| Provided records |
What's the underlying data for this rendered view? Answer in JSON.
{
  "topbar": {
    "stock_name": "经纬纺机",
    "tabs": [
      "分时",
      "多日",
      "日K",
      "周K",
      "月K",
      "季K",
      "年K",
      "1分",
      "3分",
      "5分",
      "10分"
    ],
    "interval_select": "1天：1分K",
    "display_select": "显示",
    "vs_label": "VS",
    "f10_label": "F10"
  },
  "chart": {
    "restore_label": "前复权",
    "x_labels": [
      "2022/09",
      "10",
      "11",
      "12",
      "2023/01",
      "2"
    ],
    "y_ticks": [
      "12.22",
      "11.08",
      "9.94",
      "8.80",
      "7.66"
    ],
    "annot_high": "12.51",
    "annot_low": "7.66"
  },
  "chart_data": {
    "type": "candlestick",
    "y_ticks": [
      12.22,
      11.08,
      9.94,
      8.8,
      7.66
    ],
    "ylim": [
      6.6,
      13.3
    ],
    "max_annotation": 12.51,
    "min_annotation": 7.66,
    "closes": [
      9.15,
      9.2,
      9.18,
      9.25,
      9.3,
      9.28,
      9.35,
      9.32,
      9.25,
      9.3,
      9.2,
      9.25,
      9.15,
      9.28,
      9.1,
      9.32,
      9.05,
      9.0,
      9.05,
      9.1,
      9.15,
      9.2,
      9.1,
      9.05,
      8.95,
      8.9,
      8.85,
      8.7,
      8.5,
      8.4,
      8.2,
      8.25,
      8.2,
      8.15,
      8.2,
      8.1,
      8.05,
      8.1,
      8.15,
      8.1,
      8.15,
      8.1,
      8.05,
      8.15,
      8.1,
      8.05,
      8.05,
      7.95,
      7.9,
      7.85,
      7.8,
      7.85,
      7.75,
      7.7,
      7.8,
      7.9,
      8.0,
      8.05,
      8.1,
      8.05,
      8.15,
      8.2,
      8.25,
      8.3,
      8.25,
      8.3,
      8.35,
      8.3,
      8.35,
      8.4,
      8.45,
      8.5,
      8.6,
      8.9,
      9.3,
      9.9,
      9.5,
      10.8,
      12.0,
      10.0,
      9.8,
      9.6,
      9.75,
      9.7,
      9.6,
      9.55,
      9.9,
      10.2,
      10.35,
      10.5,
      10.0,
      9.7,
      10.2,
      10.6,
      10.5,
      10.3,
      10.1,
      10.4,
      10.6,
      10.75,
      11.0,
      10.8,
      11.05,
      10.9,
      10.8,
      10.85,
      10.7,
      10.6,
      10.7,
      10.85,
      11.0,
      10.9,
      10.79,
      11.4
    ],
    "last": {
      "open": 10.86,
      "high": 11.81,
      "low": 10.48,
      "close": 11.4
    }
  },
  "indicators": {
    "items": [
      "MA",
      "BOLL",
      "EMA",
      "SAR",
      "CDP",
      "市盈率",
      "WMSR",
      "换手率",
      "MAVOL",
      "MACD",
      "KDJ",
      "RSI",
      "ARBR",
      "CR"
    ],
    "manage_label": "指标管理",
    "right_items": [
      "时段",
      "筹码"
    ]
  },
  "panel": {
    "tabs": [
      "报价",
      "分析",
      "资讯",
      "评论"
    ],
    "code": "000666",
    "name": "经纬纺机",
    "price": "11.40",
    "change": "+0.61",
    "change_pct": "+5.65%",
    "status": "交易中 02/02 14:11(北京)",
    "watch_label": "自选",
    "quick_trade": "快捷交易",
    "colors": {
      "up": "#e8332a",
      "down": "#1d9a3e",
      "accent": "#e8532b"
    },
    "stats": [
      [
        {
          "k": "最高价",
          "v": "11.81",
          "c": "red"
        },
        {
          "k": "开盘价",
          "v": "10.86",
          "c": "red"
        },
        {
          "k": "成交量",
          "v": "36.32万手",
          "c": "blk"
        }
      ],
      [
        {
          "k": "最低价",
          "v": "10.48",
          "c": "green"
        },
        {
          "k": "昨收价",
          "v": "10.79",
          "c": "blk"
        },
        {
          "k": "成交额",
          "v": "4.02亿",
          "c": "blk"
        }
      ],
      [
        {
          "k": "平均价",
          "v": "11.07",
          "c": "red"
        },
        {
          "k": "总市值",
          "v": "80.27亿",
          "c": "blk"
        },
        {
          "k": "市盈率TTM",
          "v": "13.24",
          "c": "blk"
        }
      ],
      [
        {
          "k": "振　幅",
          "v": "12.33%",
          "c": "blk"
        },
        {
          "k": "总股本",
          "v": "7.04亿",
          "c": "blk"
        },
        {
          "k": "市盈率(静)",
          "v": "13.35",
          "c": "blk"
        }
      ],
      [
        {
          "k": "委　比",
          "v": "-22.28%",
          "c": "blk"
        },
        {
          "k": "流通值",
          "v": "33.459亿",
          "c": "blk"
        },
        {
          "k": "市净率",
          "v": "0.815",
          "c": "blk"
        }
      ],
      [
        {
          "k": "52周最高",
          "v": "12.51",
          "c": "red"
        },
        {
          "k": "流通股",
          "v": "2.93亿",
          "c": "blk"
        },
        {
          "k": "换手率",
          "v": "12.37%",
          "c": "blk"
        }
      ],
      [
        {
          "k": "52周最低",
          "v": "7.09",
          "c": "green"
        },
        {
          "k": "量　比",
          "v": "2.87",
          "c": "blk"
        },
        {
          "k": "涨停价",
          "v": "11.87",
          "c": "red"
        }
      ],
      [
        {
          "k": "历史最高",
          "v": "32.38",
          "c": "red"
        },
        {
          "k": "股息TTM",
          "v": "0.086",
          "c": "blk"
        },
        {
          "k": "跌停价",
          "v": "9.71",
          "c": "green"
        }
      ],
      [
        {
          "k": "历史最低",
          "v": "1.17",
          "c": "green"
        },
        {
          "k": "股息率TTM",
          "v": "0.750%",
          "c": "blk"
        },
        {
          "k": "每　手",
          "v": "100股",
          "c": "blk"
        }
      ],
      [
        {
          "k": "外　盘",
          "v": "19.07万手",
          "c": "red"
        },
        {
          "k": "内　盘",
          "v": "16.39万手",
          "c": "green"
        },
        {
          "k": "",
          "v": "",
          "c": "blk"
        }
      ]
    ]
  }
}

| Written request |
Write the data out again in full and exactly.

| Task output |
What's the underlying data for this rendered view? Answer in JSON.
{
  "topbar": {
    "stock_name": "经纬纺机",
    "tabs": [
      "分时",
      "多日",
      "日K",
      "周K",
      "月K",
      "季K",
      "年K",
      "1分",
      "3分",
      "5分",
      "10分"
    ],
    "interval_select": "1天：1分K",
    "display_select": "显示",
    "vs_label": "VS",
    "f10_label": "F10"
  },
  "chart": {
    "restore_label": "前复权",
    "x_labels": [
      "2022/09",
      "10",
      "11",
      "12",
      "2023/01",
      "2"
    ],
    "y_ticks": [
      "12.22",
      "11.08",
      "9.94",
      "8.80",
      "7.66"
    ],
    "annot_high": "12.51",
    "annot_low": "7.66"
  },
  "chart_data": {
    "type": "candlestick",
    "y_ticks": [
      12.22,
      11.08,
      9.94,
      8.8,
      7.66
    ],
    "ylim": [
      6.6,
      13.3
    ],
    "max_annotation": 12.51,
    "min_annotation": 7.66,
    "closes": [
      9.15,
      9.2,
      9.18,
      9.25,
      9.3,
      9.28,
      9.35,
      9.32,
      9.25,
      9.3,
      9.2,
      9.25,
      9.15,
      9.28,
      9.1,
      9.32,
      9.05,
      9.0,
      9.05,
      9.1,
      9.15,
      9.2,
      9.1,
      9.05,
      8.95,
      8.9,
      8.85,
      8.7,
      8.5,
      8.4,
      8.2,
      8.25,
      8.2,
      8.15,
      8.2,
      8.1,
      8.05,
      8.1,
      8.15,
      8.1,
      8.15,
      8.1,
      8.05,
      8.15,
      8.1,
      8.05,
      8.05,
      7.95,
      7.9,
      7.85,
      7.8,
      7.85,
      7.75,
      7.7,
      7.8,
      7.9,
      8.0,
      8.05,
      8.1,
      8.05,
      8.15,
      8.2,
      8.25,
      8.3,
      8.25,
      8.3,
      8.35,
      8.3,
      8.35,
      8.4,
      8.45,
      8.5,
      8.6,
      8.9,
      9.3,
      9.9,
      9.5,
      10.8,
      12.0,
      10.0,
      9.8,
      9.6,
      9.75,
      9.7,
      9.6,
      9.55,
      9.9,
      10.2,
      10.35,
      10.5,
      10.0,
      9.7,
      10.2,
      10.6,
      10.5,
      10.3,
      10.1,
      10.4,
      10.6,
      10.75,
      11.0,
      10.8,
      11.05,
      10.9,
      10.8,
      10.85,
      10.7,
      10.6,
      10.7,
      10.85,
      11.0,
      10.9,
      10.79,
      11.4
    ],
    "last": {
      "open": 10.86,
      "high": 11.81,
      "low": 10.48,
      "close": 11.4
    }
  },
  "indicators": {
    "items": [
      "MA",
      "BOLL",
      "EMA",
      "SAR",
      "CDP",
      "市盈率",
      "WMSR",
      "换手率",
      "MAVOL",
      "MACD",
      "KDJ",
      "RSI",
      "ARBR",
      "CR"
    ],
    "manage_label": "指标管理",
    "right_items": [
      "时段",
      "筹码"
    ]
  },
  "panel": {
    "tabs": [
      "报价",
      "分析",
      "资讯",
      "评论"
    ],
    "code": "000666",
    "name": "经纬纺机",
    "price": "11.40",
    "change": "+0.61",
    "change_pct": "+5.65%",
    "status": "交易中 02/02 14:11(北京)",
    "watch_label": "自选",
    "quick_trade": "快捷交易",
    "colors": {
      "up": "#e8332a",
      "down": "#1d9a3e",
      "accent": "#e8532b"
    },
    "stats": [
      [
        {
          "k": "最高价",
          "v": "11.81",
          "c": "red"
        },
        {
          "k": "开盘价",
          "v": "10.86",
          "c": "red"
        },
        {
          "k": "成交量",
          "v": "36.32万手",
          "c": "blk"
        }
      ],
      [
        {
          "k": "最低价",
          "v": "10.48",
          "c": "green"
        },
        {
          "k": "昨收价",
          "v": "10.79",
          "c": "blk"
        },
        {
          "k": "成交额",
          "v": "4.02亿",
          "c": "blk"
        }
      ],
      [
        {
          "k": "平均价",
          "v": "11.07",
          "c": "red"
        },
        {
          "k": "总市值",
          "v": "80.27亿",
          "c": "blk"
        },
        {
          "k": "市盈率TTM",
          "v": "13.24",
          "c": "blk"
        }
      ],
      [
        {
          "k": "振　幅",
          "v": "12.33%",
          "c": "blk"
        },
        {
          "k": "总股本",
          "v": "7.04亿",
          "c": "blk"
        },
        {
          "k": "市盈率(静)",
          "v": "13.35",
          "c": "blk"
        }
      ],
      [
        {
          "k": "委　比",
          "v": "-22.28%",
          "c": "blk"
        },
        {
          "k": "流通值",
          "v": "33.459亿",
          "c": "blk"
        },
        {
          "k": "市净率",
          "v": "0.815",
          "c": "blk"
        }
      ],
      [
        {
          "k": "52周最高",
          "v": "12.51",
          "c": "red"
        },
        {
          "k": "流通股",
          "v": "2.93亿",
          "c": "blk"
        },
        {
          "k": "换手率",
          "v": "12.37%",
          "c": "blk"
        }
      ],
      [
        {
          "k": "52周最低",
          "v": "7.09",
          "c": "green"
        },
        {
          "k": "量　比",
          "v": "2.87",
          "c": "blk"
        },
        {
          "k": "涨停价",
          "v": "11.87",
          "c": "red"
        }
      ],
      [
        {
          "k": "历史最高",
          "v": "32.38",
          "c": "red"
        },
        {
          "k": "股息TTM",
          "v": "0.086",
          "c": "blk"
        },
        {
          "k": "跌停价",
          "v": "9.71",
          "c": "green"
        }
      ],
      [
        {
          "k": "历史最低",
          "v": "1.17",
          "c": "green"
        },
        {
          "k": "股息率TTM",
          "v": "0.750%",
          "c": "blk"
        },
        {
          "k": "每　手",
          "v": "100股",
          "c": "blk"
        }
      ],
      [
        {
          "k": "外　盘",
          "v": "19.07万手",
          "c": "red"
        },
        {
          "k": "内　盘",
          "v": "16.39万手",
          "c": "green"
        },
        {
          "k": "",
          "v": "",
          "c": "blk"
        }
      ]
    ]
  }
}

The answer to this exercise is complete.